-- begin EXCERPTED RECORDS --
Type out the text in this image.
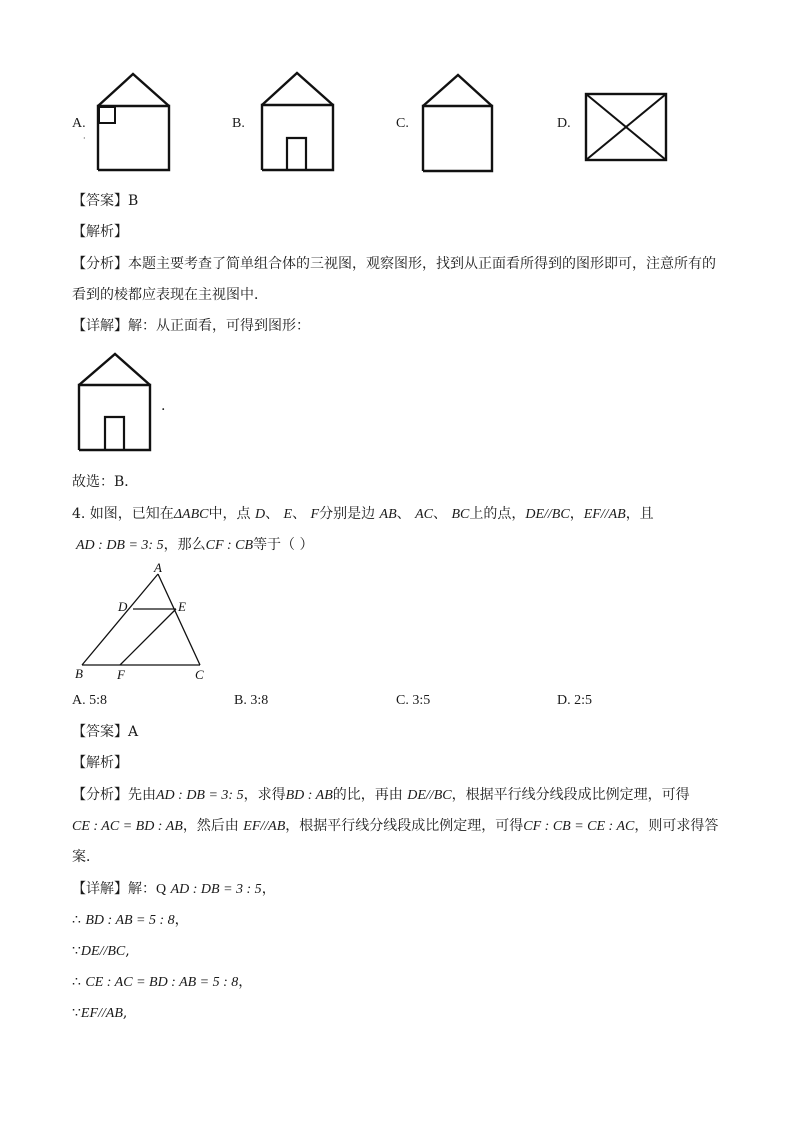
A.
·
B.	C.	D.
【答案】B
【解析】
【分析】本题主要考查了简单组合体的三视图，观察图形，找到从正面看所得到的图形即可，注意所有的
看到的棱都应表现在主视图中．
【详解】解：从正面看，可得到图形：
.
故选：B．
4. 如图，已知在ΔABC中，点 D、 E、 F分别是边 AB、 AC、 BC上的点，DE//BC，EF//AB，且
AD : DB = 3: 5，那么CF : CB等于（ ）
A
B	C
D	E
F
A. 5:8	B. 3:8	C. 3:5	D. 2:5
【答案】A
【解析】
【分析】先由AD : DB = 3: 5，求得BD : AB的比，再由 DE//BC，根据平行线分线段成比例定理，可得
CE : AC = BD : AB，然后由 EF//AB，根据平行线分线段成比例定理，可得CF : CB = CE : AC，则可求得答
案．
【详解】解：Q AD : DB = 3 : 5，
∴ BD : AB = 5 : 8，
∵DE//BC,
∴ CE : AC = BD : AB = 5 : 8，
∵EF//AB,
-- end EXCERPTED RECORDS --
-- begin EXCERPTED RECORDS --
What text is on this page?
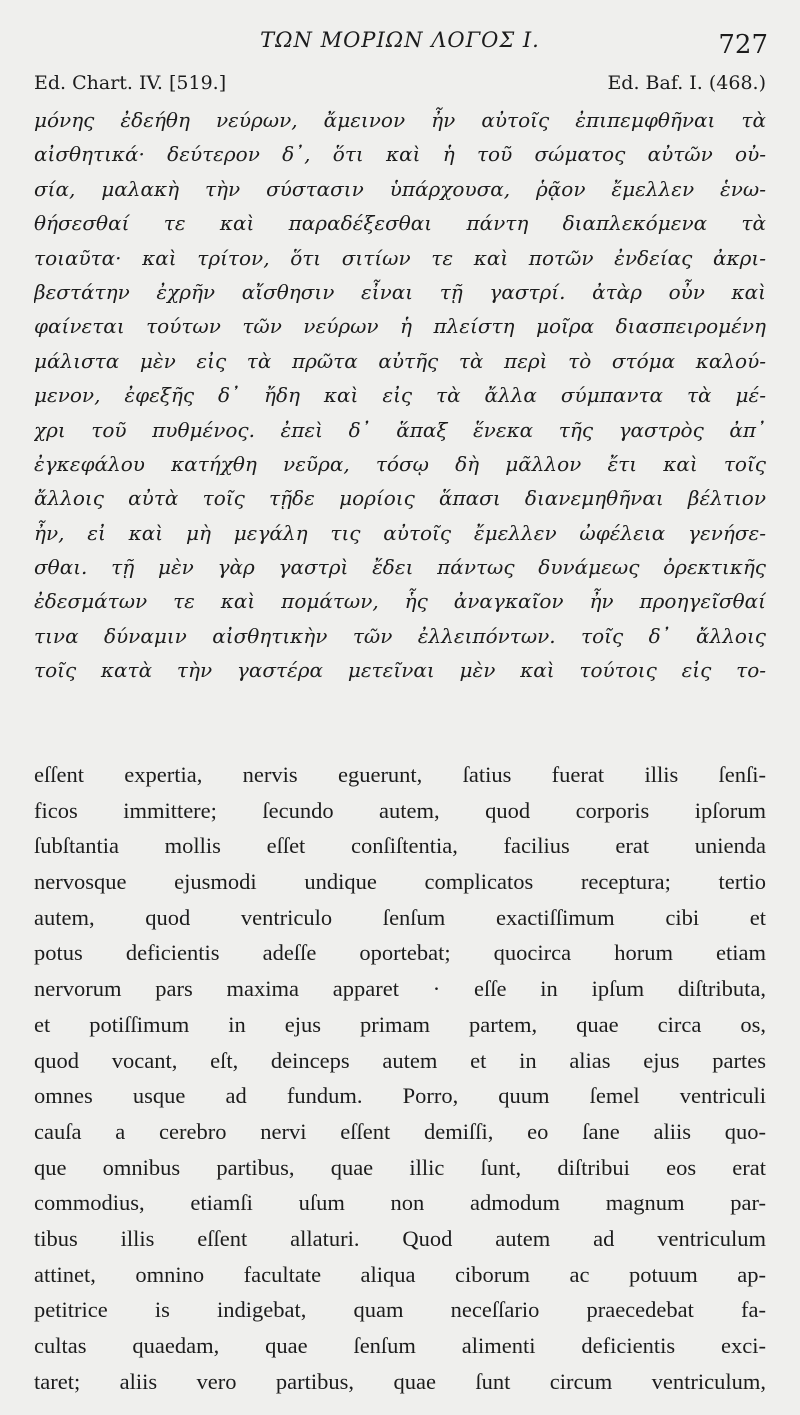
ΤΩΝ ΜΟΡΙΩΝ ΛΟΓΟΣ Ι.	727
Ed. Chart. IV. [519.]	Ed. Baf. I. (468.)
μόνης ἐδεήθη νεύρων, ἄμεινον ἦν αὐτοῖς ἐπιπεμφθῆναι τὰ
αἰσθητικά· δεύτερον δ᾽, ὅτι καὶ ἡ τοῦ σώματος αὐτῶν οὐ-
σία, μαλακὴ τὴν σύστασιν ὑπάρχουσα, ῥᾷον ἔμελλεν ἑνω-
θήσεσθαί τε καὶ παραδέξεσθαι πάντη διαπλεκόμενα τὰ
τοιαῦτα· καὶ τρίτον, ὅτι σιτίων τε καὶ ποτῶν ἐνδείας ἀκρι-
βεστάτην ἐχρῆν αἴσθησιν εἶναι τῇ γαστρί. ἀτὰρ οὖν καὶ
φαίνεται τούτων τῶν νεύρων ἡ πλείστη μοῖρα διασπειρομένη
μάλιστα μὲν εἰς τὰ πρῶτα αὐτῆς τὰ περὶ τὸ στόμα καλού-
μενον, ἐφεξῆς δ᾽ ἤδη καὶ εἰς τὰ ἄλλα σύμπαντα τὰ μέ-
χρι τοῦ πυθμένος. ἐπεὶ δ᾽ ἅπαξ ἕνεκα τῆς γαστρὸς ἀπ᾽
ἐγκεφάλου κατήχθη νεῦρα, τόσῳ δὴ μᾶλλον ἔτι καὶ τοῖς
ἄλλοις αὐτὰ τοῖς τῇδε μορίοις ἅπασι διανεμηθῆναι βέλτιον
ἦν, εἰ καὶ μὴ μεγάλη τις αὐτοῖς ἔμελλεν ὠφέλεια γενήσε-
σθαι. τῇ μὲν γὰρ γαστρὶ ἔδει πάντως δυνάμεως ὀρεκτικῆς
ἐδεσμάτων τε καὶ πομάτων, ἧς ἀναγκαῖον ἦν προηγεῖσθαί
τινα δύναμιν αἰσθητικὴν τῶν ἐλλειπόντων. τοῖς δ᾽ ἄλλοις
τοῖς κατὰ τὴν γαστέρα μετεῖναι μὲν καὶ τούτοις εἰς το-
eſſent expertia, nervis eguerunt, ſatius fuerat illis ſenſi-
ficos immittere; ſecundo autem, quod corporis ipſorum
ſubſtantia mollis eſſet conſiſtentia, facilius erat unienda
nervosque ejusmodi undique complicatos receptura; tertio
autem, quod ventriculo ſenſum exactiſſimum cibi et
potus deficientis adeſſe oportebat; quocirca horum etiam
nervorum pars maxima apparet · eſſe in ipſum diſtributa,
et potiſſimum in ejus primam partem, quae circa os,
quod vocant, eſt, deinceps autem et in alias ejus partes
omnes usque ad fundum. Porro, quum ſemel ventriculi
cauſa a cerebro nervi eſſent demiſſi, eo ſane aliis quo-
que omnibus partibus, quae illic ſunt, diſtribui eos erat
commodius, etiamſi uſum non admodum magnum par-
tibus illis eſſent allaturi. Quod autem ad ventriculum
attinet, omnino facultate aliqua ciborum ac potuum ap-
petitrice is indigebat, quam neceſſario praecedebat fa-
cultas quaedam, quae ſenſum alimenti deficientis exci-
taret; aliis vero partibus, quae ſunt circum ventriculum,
-- end EXCERPTED RECORDS --
» **CHALLENGE**
Filter the records above for lines containing the word "ἄλλοις", and copy those lines.

» **THE RESULT**
ἄλλοις αὐτὰ τοῖς τῇδε μορίοις ἅπασι διανεμηθῆναι βέλτιον
τινα δύναμιν αἰσθητικὴν τῶν ἐλλειπόντων. τοῖς δ᾽ ἄλλοις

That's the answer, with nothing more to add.